Identify each line containing the word "heading" and copy it.
** Start Data provided **
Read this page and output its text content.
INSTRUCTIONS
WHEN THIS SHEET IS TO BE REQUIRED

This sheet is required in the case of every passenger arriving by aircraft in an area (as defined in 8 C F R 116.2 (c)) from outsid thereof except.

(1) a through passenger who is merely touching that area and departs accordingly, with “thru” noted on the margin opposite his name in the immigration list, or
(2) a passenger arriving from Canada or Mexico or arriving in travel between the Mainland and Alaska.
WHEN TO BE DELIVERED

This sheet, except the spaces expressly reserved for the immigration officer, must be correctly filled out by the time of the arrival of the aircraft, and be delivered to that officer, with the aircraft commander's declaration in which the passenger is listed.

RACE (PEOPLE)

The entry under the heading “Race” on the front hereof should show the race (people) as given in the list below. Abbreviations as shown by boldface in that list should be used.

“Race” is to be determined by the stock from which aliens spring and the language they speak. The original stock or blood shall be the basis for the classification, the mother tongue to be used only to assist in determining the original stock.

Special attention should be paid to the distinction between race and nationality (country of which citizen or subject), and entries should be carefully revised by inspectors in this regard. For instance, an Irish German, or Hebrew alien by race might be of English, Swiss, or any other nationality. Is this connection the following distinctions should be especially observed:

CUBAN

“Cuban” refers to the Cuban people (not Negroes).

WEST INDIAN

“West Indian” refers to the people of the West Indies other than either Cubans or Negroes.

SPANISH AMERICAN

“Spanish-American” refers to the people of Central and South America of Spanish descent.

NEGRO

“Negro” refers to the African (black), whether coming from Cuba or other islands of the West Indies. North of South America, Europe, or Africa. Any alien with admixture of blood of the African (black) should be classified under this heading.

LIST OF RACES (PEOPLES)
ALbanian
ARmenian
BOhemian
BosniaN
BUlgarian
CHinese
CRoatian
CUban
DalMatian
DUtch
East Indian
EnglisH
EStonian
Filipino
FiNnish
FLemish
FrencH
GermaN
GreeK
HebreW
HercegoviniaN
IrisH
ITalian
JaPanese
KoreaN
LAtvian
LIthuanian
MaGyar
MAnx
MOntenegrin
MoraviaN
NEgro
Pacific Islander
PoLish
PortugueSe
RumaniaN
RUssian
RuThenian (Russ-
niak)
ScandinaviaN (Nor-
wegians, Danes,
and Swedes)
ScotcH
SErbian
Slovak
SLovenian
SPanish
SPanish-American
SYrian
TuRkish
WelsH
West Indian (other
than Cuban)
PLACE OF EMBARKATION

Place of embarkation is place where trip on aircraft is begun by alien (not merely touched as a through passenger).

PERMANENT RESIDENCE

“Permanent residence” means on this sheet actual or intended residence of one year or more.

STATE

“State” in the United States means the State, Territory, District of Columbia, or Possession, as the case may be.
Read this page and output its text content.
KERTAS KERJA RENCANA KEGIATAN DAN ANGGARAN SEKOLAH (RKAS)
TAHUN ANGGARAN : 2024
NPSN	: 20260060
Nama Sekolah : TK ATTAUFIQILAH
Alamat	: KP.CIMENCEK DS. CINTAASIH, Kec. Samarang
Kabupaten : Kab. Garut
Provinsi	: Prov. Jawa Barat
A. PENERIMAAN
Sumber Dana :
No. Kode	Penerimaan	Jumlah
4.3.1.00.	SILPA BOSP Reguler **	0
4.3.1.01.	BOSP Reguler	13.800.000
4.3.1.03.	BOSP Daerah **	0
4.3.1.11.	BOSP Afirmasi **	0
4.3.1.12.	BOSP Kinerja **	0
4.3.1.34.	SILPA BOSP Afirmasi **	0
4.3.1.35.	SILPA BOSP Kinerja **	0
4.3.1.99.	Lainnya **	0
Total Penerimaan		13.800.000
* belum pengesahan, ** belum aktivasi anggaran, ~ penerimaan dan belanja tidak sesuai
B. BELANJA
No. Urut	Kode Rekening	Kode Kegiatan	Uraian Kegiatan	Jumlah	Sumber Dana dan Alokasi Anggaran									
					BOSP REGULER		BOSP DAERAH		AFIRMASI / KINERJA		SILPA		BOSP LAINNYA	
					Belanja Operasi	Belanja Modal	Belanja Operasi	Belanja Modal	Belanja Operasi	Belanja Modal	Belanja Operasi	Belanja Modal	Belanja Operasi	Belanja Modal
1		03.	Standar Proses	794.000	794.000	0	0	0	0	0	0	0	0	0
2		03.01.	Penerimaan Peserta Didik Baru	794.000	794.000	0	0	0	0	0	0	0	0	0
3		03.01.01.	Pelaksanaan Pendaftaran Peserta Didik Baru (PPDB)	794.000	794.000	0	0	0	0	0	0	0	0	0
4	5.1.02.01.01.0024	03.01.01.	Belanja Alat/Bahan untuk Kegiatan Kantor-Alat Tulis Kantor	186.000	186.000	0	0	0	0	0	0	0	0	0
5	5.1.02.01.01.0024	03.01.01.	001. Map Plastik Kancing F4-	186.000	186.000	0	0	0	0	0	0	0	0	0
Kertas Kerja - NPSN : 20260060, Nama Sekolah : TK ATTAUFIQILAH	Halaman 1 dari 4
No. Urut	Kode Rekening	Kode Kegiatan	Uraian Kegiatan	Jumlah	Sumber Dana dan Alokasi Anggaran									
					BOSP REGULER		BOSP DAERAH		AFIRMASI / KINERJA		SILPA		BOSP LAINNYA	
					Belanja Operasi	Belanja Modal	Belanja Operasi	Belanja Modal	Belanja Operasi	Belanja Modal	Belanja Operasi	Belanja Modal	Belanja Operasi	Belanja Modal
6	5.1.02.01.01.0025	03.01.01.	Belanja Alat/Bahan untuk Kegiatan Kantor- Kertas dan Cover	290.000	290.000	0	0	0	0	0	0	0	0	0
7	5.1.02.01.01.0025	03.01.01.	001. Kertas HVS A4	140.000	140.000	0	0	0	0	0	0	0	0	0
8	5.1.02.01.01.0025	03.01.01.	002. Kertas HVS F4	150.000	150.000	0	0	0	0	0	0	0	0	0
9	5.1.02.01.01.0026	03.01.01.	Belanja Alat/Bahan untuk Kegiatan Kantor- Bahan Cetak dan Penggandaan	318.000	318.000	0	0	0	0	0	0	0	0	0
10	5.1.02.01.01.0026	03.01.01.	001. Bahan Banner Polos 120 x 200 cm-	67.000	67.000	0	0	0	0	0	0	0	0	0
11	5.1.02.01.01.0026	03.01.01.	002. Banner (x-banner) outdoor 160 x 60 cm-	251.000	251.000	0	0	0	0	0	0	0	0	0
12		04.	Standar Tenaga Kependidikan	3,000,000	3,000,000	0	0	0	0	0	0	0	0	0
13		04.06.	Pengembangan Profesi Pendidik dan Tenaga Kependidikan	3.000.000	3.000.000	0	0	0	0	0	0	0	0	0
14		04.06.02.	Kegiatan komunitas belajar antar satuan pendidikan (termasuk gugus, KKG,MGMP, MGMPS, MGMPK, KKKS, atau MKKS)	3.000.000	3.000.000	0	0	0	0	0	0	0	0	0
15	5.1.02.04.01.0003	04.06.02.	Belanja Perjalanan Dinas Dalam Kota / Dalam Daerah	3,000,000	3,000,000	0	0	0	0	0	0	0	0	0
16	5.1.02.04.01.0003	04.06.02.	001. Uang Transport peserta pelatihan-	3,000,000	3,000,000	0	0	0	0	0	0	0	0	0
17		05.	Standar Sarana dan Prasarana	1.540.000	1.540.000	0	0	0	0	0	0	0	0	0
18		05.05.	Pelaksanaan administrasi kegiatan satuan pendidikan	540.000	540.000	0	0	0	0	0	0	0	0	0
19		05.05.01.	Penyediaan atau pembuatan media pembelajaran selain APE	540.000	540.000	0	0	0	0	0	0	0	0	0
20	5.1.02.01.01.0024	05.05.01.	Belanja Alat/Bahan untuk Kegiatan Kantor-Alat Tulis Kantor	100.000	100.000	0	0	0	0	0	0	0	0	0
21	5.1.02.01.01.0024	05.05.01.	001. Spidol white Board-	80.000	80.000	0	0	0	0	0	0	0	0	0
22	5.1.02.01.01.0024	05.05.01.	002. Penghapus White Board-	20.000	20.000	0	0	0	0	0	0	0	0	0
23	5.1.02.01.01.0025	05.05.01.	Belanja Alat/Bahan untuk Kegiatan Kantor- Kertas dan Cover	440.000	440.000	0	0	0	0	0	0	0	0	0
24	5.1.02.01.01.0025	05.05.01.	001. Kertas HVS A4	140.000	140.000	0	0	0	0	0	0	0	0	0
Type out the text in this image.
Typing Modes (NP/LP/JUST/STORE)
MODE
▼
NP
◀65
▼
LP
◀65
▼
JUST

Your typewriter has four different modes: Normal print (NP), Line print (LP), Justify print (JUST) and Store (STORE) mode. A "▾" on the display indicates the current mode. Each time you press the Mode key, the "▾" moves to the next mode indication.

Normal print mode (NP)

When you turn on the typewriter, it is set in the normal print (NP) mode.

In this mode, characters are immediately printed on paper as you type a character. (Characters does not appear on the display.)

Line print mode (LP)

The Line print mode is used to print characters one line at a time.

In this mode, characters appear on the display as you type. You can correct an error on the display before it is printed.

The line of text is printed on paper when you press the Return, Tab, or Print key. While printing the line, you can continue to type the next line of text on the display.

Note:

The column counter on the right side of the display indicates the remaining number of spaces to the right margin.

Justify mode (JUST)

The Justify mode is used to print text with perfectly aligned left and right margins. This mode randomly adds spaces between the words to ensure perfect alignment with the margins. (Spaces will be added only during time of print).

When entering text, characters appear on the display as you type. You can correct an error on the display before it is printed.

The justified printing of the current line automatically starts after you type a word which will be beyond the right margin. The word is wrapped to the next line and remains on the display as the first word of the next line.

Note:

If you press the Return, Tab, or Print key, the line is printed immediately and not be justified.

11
** End Data provided **
• **Solution to the problem**:
The entry under the heading “Race” on the front hereof should show the race (people) as given in the list below. Abbreviations as shown by boldface in that list should be used.
“Negro” refers to the African (black), whether coming from Cuba or other islands of the West Indies. North of South America, Europe, or Africa. Any alien with admixture of blood of the African (black) should be classified under this heading.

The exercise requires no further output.